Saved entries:
* * * * * * *

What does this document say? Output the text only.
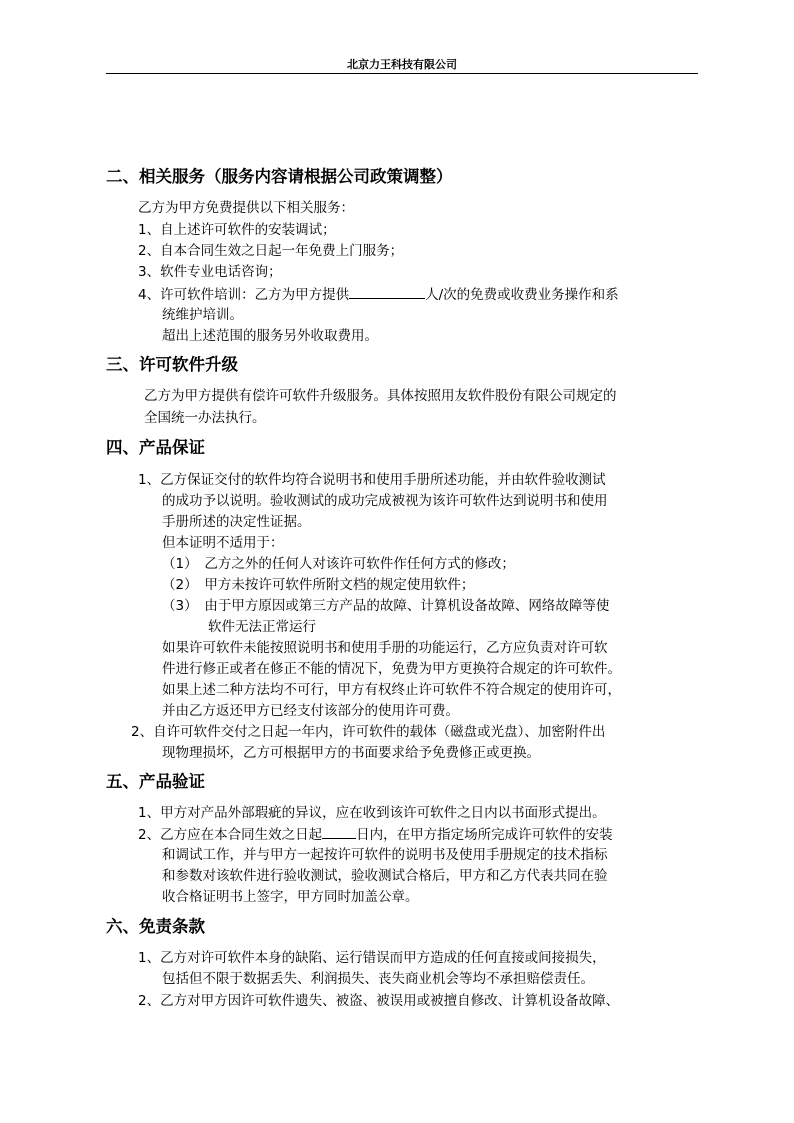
北京力王科技有限公司
二、相关服务（服务内容请根据公司政策调整）
乙方为甲方免费提供以下相关服务：
1、自上述许可软件的安装调试；
2、自本合同生效之日起一年免费上门服务；
3、软件专业电话咨询；
4、许可软件培训：乙方为甲方提供	人/次的免费或收费业务操作和系
统维护培训。
超出上述范围的服务另外收取费用。
三、许可软件升级
乙方为甲方提供有偿许可软件升级服务。具体按照用友软件股份有限公司规定的
全国统一办法执行。
四、产品保证
1、乙方保证交付的软件均符合说明书和使用手册所述功能，并由软件验收测试
的成功予以说明。验收测试的成功完成被视为该许可软件达到说明书和使用
手册所述的决定性证据。
但本证明不适用于：
（1）　乙方之外的任何人对该许可软件作任何方式的修改；
（2）　甲方未按许可软件所附文档的规定使用软件；
（3）　由于甲方原因或第三方产品的故障、计算机设备故障、网络故障等使
软件无法正常运行
如果许可软件未能按照说明书和使用手册的功能运行，乙方应负责对许可软
件进行修正或者在修正不能的情况下，免费为甲方更换符合规定的许可软件。
如果上述二种方法均不可行，甲方有权终止许可软件不符合规定的使用许可，
并由乙方返还甲方已经支付该部分的使用许可费。
2、自许可软件交付之日起一年内，许可软件的载体（磁盘或光盘）、加密附件出
现物理损坏，乙方可根据甲方的书面要求给予免费修正或更换。
五、产品验证
1、甲方对产品外部瑕疵的异议，应在收到该许可软件之日内以书面形式提出。
2、乙方应在本合同生效之日起	日内，在甲方指定场所完成许可软件的安装
和调试工作，并与甲方一起按许可软件的说明书及使用手册规定的技术指标
和参数对该软件进行验收测试，验收测试合格后，甲方和乙方代表共同在验
收合格证明书上签字，甲方同时加盖公章。
六、免责条款
1、乙方对许可软件本身的缺陷、运行错误而甲方造成的任何直接或间接损失，
包括但不限于数据丢失、利润损失、丧失商业机会等均不承担赔偿责任。
2、乙方对甲方因许可软件遗失、被盗、被误用或被擅自修改、计算机设备故障、
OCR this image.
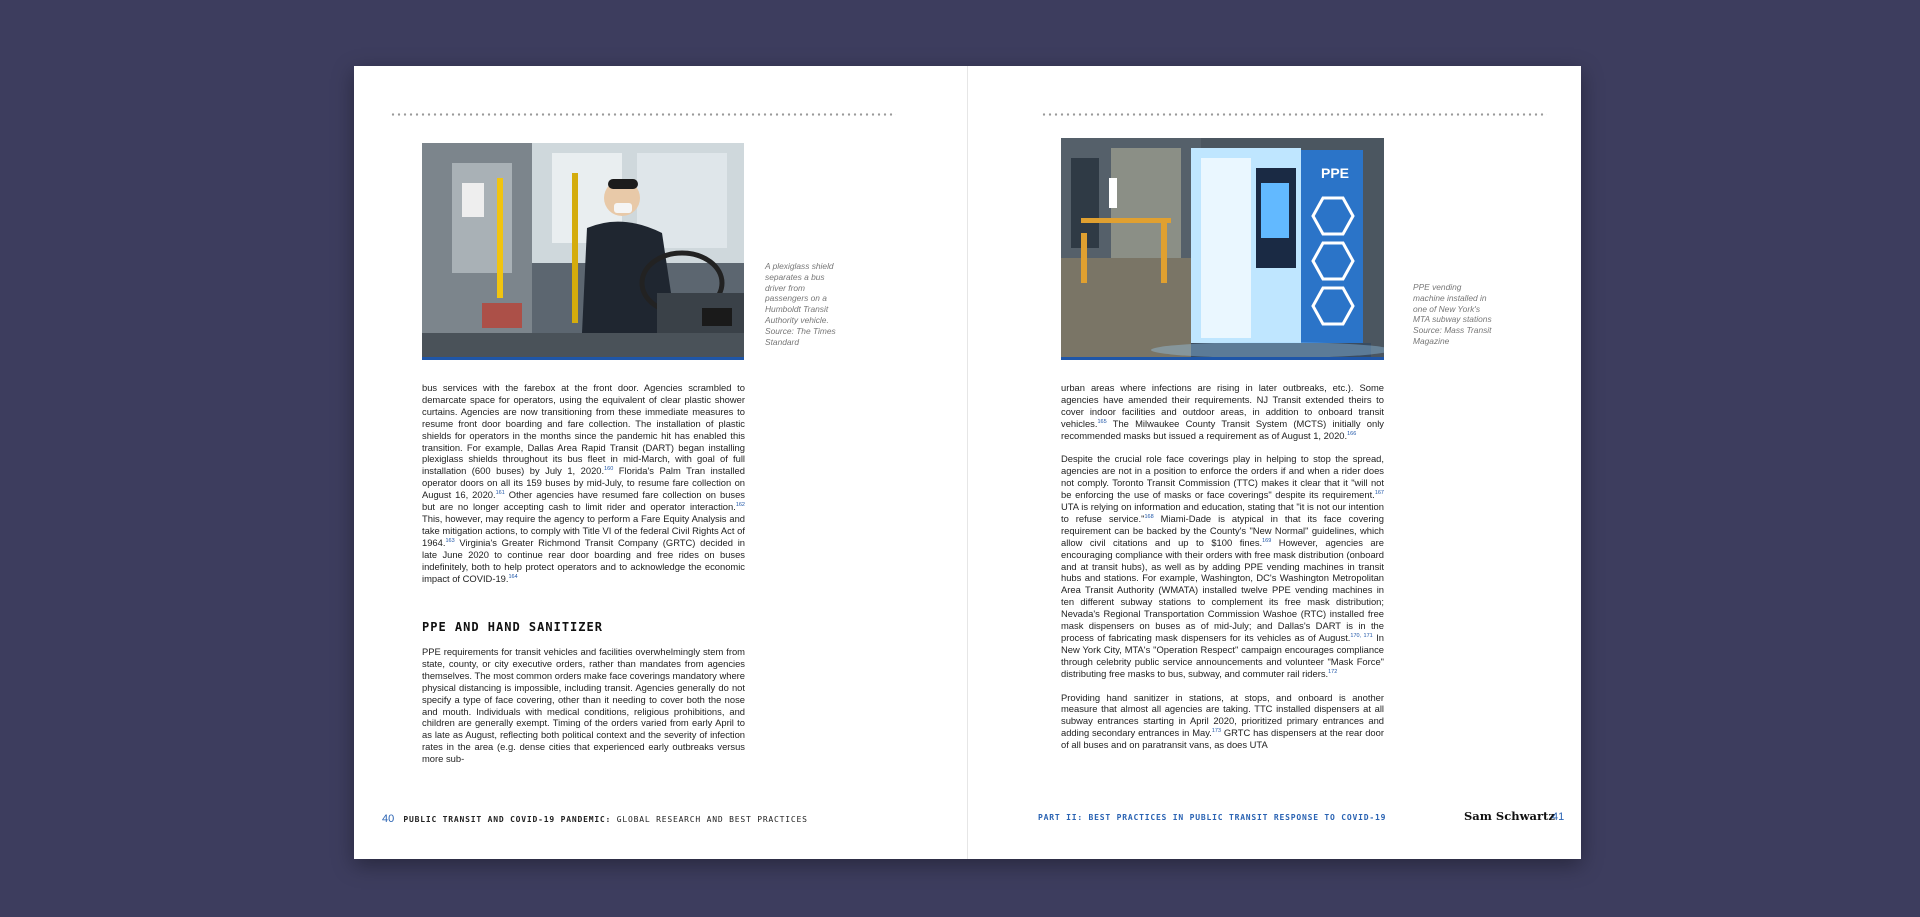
A plexiglass shield separates a bus driver from passengers on a Humboldt Transit Authority vehicle. Source: The Times Standard

bus services with the farebox at the front door. Agencies scrambled to demarcate space for operators, using the equivalent of clear plastic shower curtains. Agencies are now transitioning from these immediate measures to resume front door boarding and fare collection. The installation of plastic shields for operators in the months since the pandemic hit has enabled this transition. For example, Dallas Area Rapid Transit (DART) began installing plexiglass shields throughout its bus fleet in mid-March, with goal of full installation (600 buses) by July 1, 2020.$^{160}$ Florida's Palm Tran installed operator doors on all its 159 buses by mid-July, to resume fare collection on August 16, 2020.$^{161}$ Other agencies have resumed fare collection on buses but are no longer accepting cash to limit rider and operator interaction.$^{162}$ This, however, may require the agency to perform a Fare Equity Analysis and take mitigation actions, to comply with Title VI of the federal Civil Rights Act of 1964.$^{163}$ Virginia's Greater Richmond Transit Company (GRTC) decided in late June 2020 to continue rear door boarding and free rides on buses indefinitely, both to help protect operators and to acknowledge the economic impact of COVID-19.$^{164}$

PPE AND HAND SANITIZER

PPE requirements for transit vehicles and facilities overwhelmingly stem from state, county, or city executive orders, rather than mandates from agencies themselves. The most common orders make face coverings mandatory where physical distancing is impossible, including transit. Agencies generally do not specify a type of face covering, other than it needing to cover both the nose and mouth. Individuals with medical conditions, religious prohibitions, and children are generally exempt. Timing of the orders varied from early April to as late as August, reflecting both political context and the severity of infection rates in the area (e.g. dense cities that experienced early outbreaks versus more sub-

40 PUBLIC TRANSIT AND COVID-19 PANDEMIC: GLOBAL RESEARCH AND BEST PRACTICES
PPE
PPE vending machine installed in one of New York's MTA subway stations Source: Mass Transit Magazine

urban areas where infections are rising in later outbreaks, etc.). Some agencies have amended their requirements. NJ Transit extended theirs to cover indoor facilities and outdoor areas, in addition to onboard transit vehicles.$^{165}$ The Milwaukee County Transit System (MCTS) initially only recommended masks but issued a requirement as of August 1, 2020.$^{166}$

Despite the crucial role face coverings play in helping to stop the spread, agencies are not in a position to enforce the orders if and when a rider does not comply. Toronto Transit Commission (TTC) makes it clear that it "will not be enforcing the use of masks or face coverings" despite its requirement.$^{167}$ UTA is relying on information and education, stating that "it is not our intention to refuse service."$^{168}$ Miami-Dade is atypical in that its face covering requirement can be backed by the County's "New Normal" guidelines, which allow civil citations and up to $100 fines.$^{169}$ However, agencies are encouraging compliance with their orders with free mask distribution (onboard and at transit hubs), as well as by adding PPE vending machines in transit hubs and stations. For example, Washington, DC's Washington Metropolitan Area Transit Authority (WMATA) installed twelve PPE vending machines in ten different subway stations to complement its free mask distribution; Nevada's Regional Transportation Commission Washoe (RTC) installed free mask dispensers on buses as of mid-July; and Dallas's DART is in the process of fabricating mask dispensers for its vehicles as of August.$^{170, 171}$ In New York City, MTA's "Operation Respect" campaign encourages compliance through celebrity public service announcements and volunteer "Mask Force" distributing free masks to bus, subway, and commuter rail riders.$^{172}$

Providing hand sanitizer in stations, at stops, and onboard is another measure that almost all agencies are taking. TTC installed dispensers at all subway entrances starting in April 2020, prioritized primary entrances and adding secondary entrances in May.$^{173}$ GRTC has dispensers at the rear door of all buses and on paratransit vans, as does UTA

PART II: BEST PRACTICES IN PUBLIC TRANSIT RESPONSE TO COVID-19	Sam Schwartz
41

* * * * * * *

_What the task requires_
Only lines with the word "Source" should be collected from the material.

_Finished exercise_
A plexiglass shield separates a bus driver from passengers on a Humboldt Transit Authority vehicle. Source: The Times Standard
PPE vending machine installed in one of New York's MTA subway stations Source: Mass Transit Magazine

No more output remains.